> [EXTRACTED INFORMATION]
========

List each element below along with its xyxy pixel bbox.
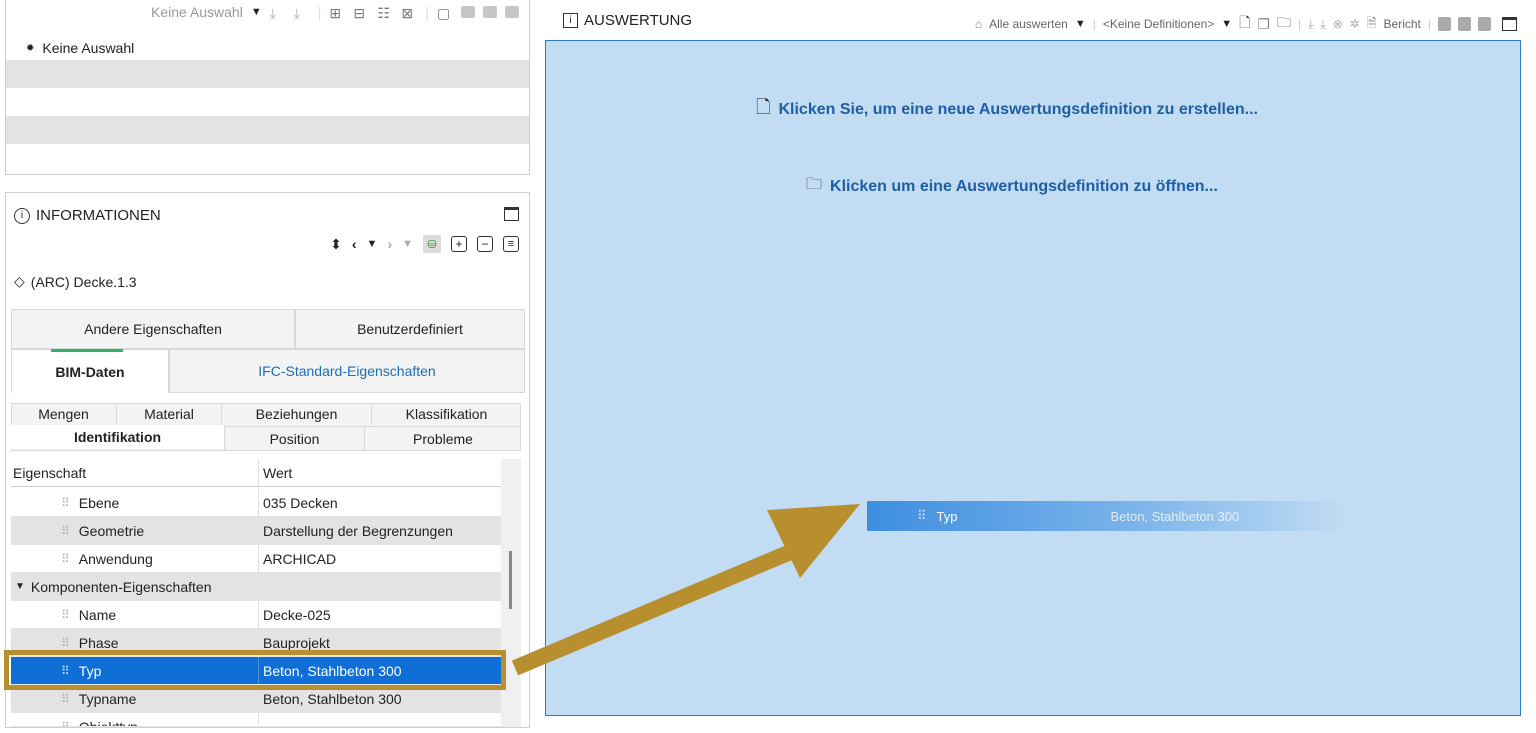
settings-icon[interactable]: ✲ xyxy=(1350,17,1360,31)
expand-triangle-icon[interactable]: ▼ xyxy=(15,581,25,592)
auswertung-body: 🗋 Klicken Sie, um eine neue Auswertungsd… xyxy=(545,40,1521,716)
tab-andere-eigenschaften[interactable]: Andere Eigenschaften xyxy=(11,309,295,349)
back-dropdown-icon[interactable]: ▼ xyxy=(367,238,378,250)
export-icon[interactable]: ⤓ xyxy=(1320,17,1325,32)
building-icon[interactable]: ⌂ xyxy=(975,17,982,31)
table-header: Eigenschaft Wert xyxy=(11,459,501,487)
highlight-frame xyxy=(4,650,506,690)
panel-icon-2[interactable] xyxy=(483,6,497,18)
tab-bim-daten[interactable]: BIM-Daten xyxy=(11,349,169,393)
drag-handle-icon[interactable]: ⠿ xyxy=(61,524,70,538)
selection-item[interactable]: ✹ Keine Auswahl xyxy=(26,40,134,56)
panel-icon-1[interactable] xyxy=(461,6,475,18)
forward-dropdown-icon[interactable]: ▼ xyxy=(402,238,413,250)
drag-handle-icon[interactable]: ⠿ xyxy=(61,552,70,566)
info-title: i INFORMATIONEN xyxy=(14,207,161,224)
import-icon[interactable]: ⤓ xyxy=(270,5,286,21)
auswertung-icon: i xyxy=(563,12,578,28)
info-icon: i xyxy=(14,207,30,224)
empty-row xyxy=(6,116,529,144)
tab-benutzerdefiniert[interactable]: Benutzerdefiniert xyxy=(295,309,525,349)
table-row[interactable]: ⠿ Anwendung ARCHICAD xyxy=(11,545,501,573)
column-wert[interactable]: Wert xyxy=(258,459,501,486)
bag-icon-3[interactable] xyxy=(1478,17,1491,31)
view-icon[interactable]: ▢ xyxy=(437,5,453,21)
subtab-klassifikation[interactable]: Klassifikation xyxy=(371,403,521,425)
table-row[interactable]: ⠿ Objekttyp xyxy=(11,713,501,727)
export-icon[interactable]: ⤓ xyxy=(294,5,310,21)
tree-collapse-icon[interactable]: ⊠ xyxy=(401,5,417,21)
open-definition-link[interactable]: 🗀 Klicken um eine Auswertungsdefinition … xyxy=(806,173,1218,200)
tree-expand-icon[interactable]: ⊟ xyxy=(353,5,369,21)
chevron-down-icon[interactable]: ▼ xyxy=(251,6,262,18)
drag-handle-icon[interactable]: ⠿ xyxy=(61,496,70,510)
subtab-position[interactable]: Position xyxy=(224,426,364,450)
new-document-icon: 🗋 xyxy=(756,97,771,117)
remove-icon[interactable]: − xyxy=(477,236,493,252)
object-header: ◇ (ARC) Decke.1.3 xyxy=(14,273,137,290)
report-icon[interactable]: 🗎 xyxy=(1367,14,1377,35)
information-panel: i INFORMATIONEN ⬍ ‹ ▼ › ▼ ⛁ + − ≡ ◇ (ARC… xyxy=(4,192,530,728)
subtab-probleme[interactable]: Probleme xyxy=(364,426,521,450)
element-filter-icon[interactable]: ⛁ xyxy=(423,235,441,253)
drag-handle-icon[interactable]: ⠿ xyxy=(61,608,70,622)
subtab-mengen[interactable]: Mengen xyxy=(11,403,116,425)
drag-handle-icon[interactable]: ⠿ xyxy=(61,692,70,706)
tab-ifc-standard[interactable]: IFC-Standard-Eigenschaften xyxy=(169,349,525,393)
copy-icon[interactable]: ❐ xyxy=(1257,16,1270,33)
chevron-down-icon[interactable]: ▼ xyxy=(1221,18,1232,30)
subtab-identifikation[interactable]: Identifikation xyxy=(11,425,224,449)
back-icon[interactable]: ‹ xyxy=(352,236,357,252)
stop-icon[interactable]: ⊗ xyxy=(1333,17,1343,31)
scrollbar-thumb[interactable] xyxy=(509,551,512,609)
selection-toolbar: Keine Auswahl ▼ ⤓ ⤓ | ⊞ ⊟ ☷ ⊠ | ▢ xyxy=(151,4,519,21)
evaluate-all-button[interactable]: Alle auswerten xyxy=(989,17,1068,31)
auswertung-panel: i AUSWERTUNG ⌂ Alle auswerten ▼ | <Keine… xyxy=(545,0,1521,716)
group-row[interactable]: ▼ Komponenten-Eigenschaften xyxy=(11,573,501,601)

========

> [PROBLEM TO SOLVE]
Write out the records starting with the line that contains "settings-icon[interactable]: ✲ xyxy=(1350,17,1360,31)" and going on through the line that contains "panel-icon-1[interactable] xyxy=(461,6,475,18)", both of those lines included.

> [RESULT OF THIS EXERCISE]
settings-icon[interactable]: ✲ xyxy=(1350,17,1360,31)
expand-triangle-icon[interactable]: ▼ xyxy=(15,581,25,592)
auswertung-body: 🗋 Klicken Sie, um eine neue Auswertungsd… xyxy=(545,40,1521,716)
tab-andere-eigenschaften[interactable]: Andere Eigenschaften xyxy=(11,309,295,349)
back-dropdown-icon[interactable]: ▼ xyxy=(367,238,378,250)
export-icon[interactable]: ⤓ xyxy=(1320,17,1325,32)
building-icon[interactable]: ⌂ xyxy=(975,17,982,31)
table-header: Eigenschaft Wert xyxy=(11,459,501,487)
highlight-frame xyxy=(4,650,506,690)
panel-icon-2[interactable] xyxy=(483,6,497,18)
tab-bim-daten[interactable]: BIM-Daten xyxy=(11,349,169,393)
drag-handle-icon[interactable]: ⠿ xyxy=(61,524,70,538)
selection-item[interactable]: ✹ Keine Auswahl xyxy=(26,40,134,56)
panel-icon-1[interactable] xyxy=(461,6,475,18)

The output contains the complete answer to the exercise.